**Trecho fornecido:**
::::::::::

E aí enfrentamos uma outra questão, se não estou enganada. Na semana passada saiu uma notícia de que o Itaú está considerando a retirada do patrocínio da rede de cinemas, o que seria um desastre para cinematografias não-hollywoodianas. E isso nos grandes centros, por que há cidades médias e menores que nem cinema mais tem. Como é que a gente reativa esse circuito?

Até pouco tempo atrás, só 5% dos municípios brasileiros tinham salas de cinema. Esse dado eu não sei se está atualizado, mas ele era também algo que a gente repetia bastante. O modelo de salas  cineplex, do circuito de grandes salas em shopping centers e matou muito o consumo do espectador de classe média mais baixa que eventualmente se depara com o ingresso muito caro. Ou, muitas vezes, se é um porteiro que mora, por exemplo, na Zona Sul do Rio, e quer levar a namorada ou a família ao cinema, ele fica constrangido só de ir ao Shopping Leblon — e o preço no Shopping Leblon é estratosférico. Aí é que eu acho que a exibição nos canais de streaming ela é essencial: esse mesmo cara que tem dificuldade de pagar um ingresso, ele tem uma assinatura de um streaming pelo preço, muitas vezes, de uma meia entrada e ele tem o mês inteiro para consumir obras de audiovisual.

::::::::::

**Dados disponíveis:**
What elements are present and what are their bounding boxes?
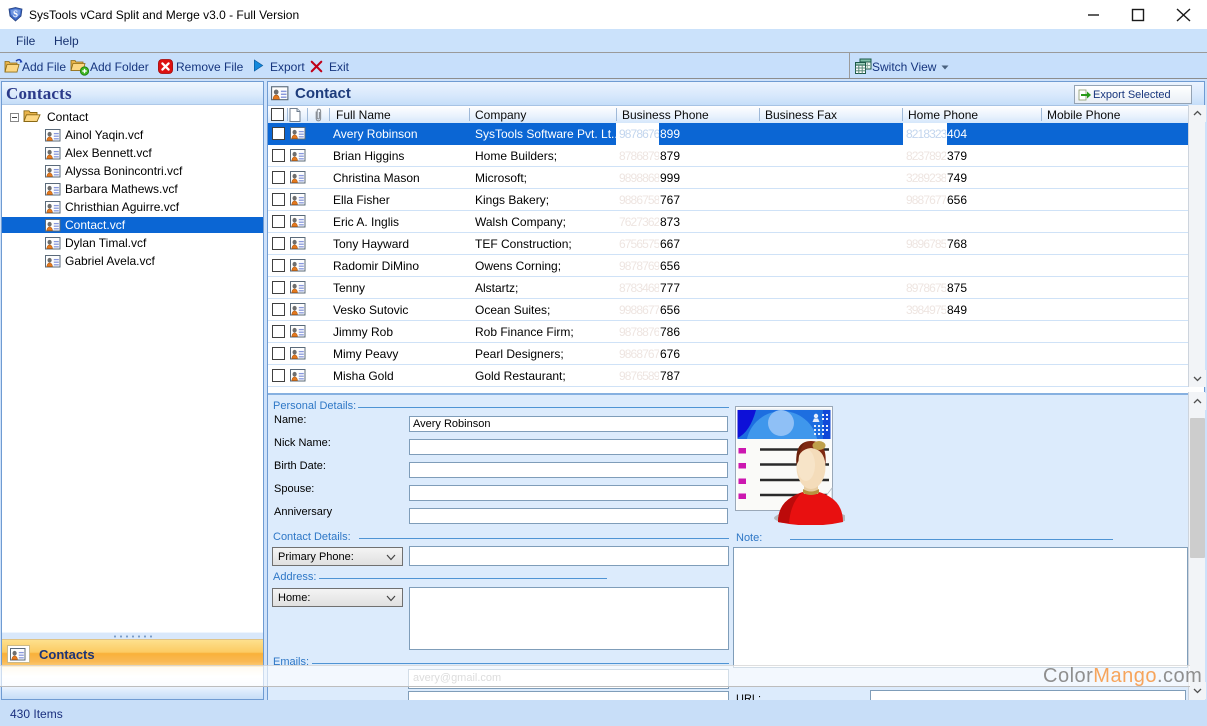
svg-text:S: S [13,9,18,19]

::::::::::

**Instrução 1:** Transcreva do trecho sobre cinema, sem mudar nada, a parte que vai de "E aí enfrentamos" até "reativa esse circuito?".
**Instrução 2:** Responda sim ou não para cada afirmação, conforme o trecho sobre cinema, e cite as palavras exatas do trecho que decidem a resposta. (a) O Itaú está pensando em deixar de patrocinar a rede de cinemas. (b) Até pouco tempo atrás, metade dos municípios brasileiros tinha salas de cinema. (c) Uma assinatura de streaming muitas vezes custa o mesmo que uma meia entrada.
As linhas não têm nenhuma relação com o trecho.

**Resposta 1:**
E aí enfrentamos uma outra questão, se não estou enganada. Na semana passada saiu uma notícia de que o Itaú está considerando a retirada do patrocínio da rede de cinemas, o que seria um desastre para cinematografias não-hollywoodianas. E isso nos grandes centros, por que há cidades médias e menores que nem cinema mais tem. Como é que a gente reativa esse circuito?

**Resposta 2:**
(a) Sim: "o Itaú está considerando a retirada do patrocínio da rede de cinemas".
(b) Não: "só 5% dos municípios brasileiros tinham salas de cinema".
(c) Sim: "ele tem uma assinatura de um streaming pelo preço, muitas vezes, de uma meia entrada".